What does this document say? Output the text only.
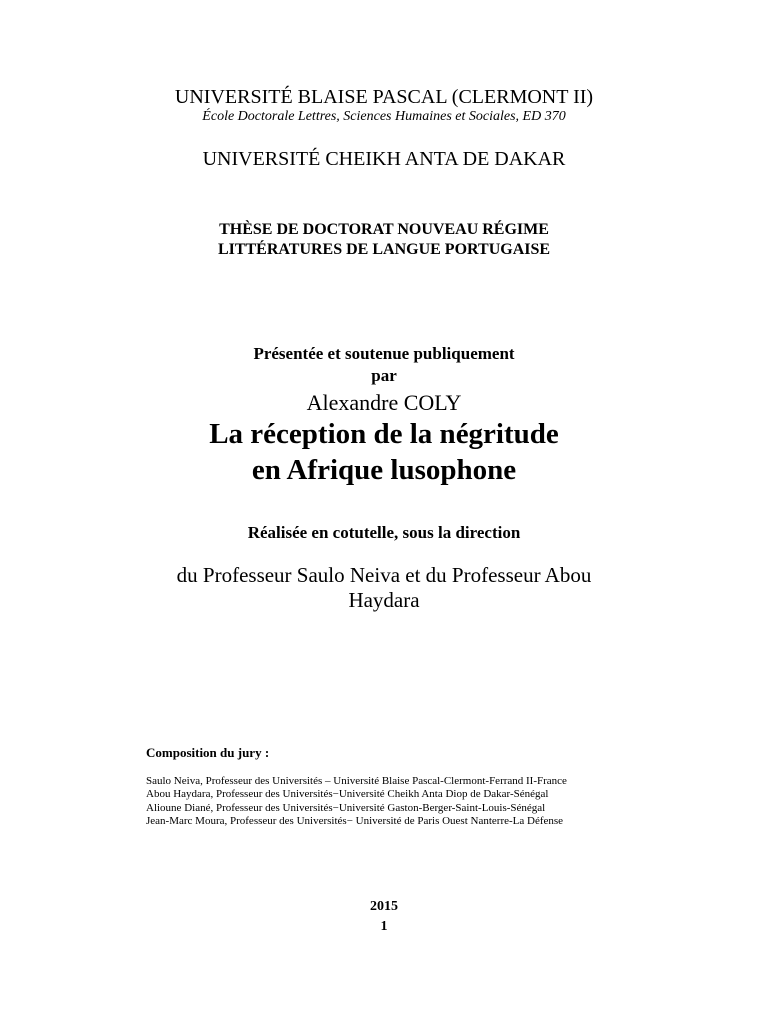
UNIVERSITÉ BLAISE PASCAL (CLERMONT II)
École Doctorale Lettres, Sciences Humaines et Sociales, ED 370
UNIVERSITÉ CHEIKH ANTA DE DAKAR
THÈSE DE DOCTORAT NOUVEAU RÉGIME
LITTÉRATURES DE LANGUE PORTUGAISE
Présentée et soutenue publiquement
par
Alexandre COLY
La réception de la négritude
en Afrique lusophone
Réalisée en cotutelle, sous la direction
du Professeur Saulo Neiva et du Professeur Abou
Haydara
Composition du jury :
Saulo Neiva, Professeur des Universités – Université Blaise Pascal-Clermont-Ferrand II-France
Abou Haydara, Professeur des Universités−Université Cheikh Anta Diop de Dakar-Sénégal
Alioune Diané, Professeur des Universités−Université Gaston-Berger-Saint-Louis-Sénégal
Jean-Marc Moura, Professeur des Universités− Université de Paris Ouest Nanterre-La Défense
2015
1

▶ _EXERCISE AIM_
Sift through the entries and copy every line with "Saulo".

▶ _COMPLETED EXERCISE_
du Professeur Saulo Neiva et du Professeur Abou
Saulo Neiva, Professeur des Universités – Université Blaise Pascal-Clermont-Ferrand II-France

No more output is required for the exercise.